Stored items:
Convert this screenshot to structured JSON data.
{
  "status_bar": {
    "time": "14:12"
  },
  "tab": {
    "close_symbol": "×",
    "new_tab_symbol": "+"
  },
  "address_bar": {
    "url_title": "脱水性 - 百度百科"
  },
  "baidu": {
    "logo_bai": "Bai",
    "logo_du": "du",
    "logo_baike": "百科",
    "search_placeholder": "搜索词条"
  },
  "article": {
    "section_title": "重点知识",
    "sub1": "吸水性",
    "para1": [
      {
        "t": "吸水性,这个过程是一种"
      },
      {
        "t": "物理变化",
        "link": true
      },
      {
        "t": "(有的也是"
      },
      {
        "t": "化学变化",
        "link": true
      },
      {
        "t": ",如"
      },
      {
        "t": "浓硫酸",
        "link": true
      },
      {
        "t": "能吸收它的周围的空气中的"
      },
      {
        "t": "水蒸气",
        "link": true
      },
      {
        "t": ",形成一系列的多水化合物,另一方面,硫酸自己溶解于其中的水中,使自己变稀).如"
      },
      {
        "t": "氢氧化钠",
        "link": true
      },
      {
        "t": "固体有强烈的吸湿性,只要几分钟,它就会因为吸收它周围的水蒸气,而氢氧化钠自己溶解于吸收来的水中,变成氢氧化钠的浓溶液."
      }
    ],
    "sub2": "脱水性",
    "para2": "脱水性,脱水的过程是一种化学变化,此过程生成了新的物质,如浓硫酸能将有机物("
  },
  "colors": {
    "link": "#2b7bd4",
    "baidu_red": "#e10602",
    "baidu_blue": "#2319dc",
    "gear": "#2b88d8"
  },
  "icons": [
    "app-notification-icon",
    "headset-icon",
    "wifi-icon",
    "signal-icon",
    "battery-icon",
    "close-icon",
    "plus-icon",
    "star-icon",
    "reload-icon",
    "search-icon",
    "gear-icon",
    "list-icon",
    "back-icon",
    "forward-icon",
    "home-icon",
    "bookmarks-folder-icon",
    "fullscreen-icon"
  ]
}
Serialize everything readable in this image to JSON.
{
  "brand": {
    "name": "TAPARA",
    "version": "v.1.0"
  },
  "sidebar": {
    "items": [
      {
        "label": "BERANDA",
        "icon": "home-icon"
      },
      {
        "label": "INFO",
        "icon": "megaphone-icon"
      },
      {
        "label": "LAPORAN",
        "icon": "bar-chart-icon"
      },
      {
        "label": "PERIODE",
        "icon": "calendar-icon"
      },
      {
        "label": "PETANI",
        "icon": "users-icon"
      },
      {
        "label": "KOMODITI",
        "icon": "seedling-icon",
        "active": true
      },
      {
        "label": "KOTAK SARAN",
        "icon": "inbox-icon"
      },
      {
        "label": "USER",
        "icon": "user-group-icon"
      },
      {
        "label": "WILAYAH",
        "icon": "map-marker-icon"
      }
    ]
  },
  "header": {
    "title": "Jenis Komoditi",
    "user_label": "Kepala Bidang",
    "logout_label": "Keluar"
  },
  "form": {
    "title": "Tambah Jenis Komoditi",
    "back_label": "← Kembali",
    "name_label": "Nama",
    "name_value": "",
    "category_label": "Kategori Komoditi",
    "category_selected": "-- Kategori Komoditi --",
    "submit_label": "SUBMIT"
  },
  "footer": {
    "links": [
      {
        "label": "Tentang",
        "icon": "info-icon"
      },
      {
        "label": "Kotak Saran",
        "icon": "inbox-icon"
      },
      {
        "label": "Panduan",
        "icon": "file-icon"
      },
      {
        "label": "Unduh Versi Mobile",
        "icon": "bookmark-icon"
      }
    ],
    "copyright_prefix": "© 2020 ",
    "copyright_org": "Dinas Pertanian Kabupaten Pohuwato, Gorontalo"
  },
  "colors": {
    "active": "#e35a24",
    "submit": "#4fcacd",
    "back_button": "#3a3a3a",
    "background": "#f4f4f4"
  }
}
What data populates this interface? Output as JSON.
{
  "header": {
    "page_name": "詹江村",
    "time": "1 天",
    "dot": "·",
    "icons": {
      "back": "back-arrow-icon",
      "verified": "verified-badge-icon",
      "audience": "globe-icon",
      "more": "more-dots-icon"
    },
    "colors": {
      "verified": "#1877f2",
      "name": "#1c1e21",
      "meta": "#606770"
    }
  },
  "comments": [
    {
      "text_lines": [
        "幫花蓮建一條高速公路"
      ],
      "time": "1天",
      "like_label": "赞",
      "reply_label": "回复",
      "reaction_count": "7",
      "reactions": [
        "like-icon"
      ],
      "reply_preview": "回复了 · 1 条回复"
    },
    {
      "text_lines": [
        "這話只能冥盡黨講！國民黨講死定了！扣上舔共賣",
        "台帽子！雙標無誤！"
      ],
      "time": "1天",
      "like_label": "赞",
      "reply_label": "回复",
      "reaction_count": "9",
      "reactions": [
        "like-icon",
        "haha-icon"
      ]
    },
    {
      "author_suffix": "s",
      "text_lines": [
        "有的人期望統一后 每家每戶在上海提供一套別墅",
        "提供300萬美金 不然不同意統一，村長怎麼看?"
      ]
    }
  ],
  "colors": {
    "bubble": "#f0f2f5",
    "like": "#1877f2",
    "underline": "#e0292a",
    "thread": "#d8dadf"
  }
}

Do this:
Return the lines beginning at the one that contains "What data populates" and continuing through the last line of the data, exactly as they stand and without any others.

Final answer:
What data populates this interface? Output as JSON.
{
  "header": {
    "page_name": "詹江村",
    "time": "1 天",
    "dot": "·",
    "icons": {
      "back": "back-arrow-icon",
      "verified": "verified-badge-icon",
      "audience": "globe-icon",
      "more": "more-dots-icon"
    },
    "colors": {
      "verified": "#1877f2",
      "name": "#1c1e21",
      "meta": "#606770"
    }
  },
  "comments": [
    {
      "text_lines": [
        "幫花蓮建一條高速公路"
      ],
      "time": "1天",
      "like_label": "赞",
      "reply_label": "回复",
      "reaction_count": "7",
      "reactions": [
        "like-icon"
      ],
      "reply_preview": "回复了 · 1 条回复"
    },
    {
      "text_lines": [
        "這話只能冥盡黨講！國民黨講死定了！扣上舔共賣",
        "台帽子！雙標無誤！"
      ],
      "time": "1天",
      "like_label": "赞",
      "reply_label": "回复",
      "reaction_count": "9",
      "reactions": [
        "like-icon",
        "haha-icon"
      ]
    },
    {
      "author_suffix": "s",
      "text_lines": [
        "有的人期望統一后 每家每戶在上海提供一套別墅",
        "提供300萬美金 不然不同意統一，村長怎麼看?"
      ]
    }
  ],
  "colors": {
    "bubble": "#f0f2f5",
    "like": "#1877f2",
    "underline": "#e0292a",
    "thread": "#d8dadf"
  }
}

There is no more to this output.